● WHAT THE TASK ASKS
What follows is a listing; restate every line of it word for word.

==== SUPPLIED ENTRIES ====

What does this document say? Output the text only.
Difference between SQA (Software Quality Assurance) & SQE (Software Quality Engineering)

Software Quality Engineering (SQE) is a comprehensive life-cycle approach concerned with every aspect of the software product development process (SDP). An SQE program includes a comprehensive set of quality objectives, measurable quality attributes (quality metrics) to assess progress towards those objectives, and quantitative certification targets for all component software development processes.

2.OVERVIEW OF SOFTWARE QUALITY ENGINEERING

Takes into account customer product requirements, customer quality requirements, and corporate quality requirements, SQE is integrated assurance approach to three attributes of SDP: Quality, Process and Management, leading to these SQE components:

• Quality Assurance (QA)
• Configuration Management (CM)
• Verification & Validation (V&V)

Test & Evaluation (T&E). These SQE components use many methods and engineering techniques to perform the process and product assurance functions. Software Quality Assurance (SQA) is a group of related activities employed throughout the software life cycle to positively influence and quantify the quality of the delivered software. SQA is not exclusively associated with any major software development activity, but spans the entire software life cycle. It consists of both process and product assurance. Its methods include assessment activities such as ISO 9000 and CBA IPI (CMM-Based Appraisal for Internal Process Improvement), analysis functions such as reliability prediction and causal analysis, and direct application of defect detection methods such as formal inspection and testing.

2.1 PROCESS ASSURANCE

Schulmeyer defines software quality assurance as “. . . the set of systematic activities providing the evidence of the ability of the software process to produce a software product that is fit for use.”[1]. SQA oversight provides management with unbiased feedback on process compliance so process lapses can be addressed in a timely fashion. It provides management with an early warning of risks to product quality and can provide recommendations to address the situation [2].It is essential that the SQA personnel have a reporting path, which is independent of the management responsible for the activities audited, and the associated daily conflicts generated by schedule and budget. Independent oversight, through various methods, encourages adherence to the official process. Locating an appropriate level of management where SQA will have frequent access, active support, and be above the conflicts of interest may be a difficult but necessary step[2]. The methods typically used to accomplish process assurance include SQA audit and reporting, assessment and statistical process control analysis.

====

● THE COMPLETED TASK
What does this document say? Output the text only.
Difference between SQA (Software Quality Assurance) & SQE (Software Quality Engineering)

Software Quality Engineering (SQE) is a comprehensive life-cycle approach concerned with every aspect of the software product development process (SDP). An SQE program includes a comprehensive set of quality objectives, measurable quality attributes (quality metrics) to assess progress towards those objectives, and quantitative certification targets for all component software development processes.

2.OVERVIEW OF SOFTWARE QUALITY ENGINEERING

Takes into account customer product requirements, customer quality requirements, and corporate quality requirements, SQE is integrated assurance approach to three attributes of SDP: Quality, Process and Management, leading to these SQE components:

• Quality Assurance (QA)
• Configuration Management (CM)
• Verification & Validation (V&V)

Test & Evaluation (T&E). These SQE components use many methods and engineering techniques to perform the process and product assurance functions. Software Quality Assurance (SQA) is a group of related activities employed throughout the software life cycle to positively influence and quantify the quality of the delivered software. SQA is not exclusively associated with any major software development activity, but spans the entire software life cycle. It consists of both process and product assurance. Its methods include assessment activities such as ISO 9000 and CBA IPI (CMM-Based Appraisal for Internal Process Improvement), analysis functions such as reliability prediction and causal analysis, and direct application of defect detection methods such as formal inspection and testing.

2.1 PROCESS ASSURANCE

Schulmeyer defines software quality assurance as “. . . the set of systematic activities providing the evidence of the ability of the software process to produce a software product that is fit for use.”[1]. SQA oversight provides management with unbiased feedback on process compliance so process lapses can be addressed in a timely fashion. It provides management with an early warning of risks to product quality and can provide recommendations to address the situation [2].It is essential that the SQA personnel have a reporting path, which is independent of the management responsible for the activities audited, and the associated daily conflicts generated by schedule and budget. Independent oversight, through various methods, encourages adherence to the official process. Locating an appropriate level of management where SQA will have frequent access, active support, and be above the conflicts of interest may be a difficult but necessary step[2]. The methods typically used to accomplish process assurance include SQA audit and reporting, assessment and statistical process control analysis.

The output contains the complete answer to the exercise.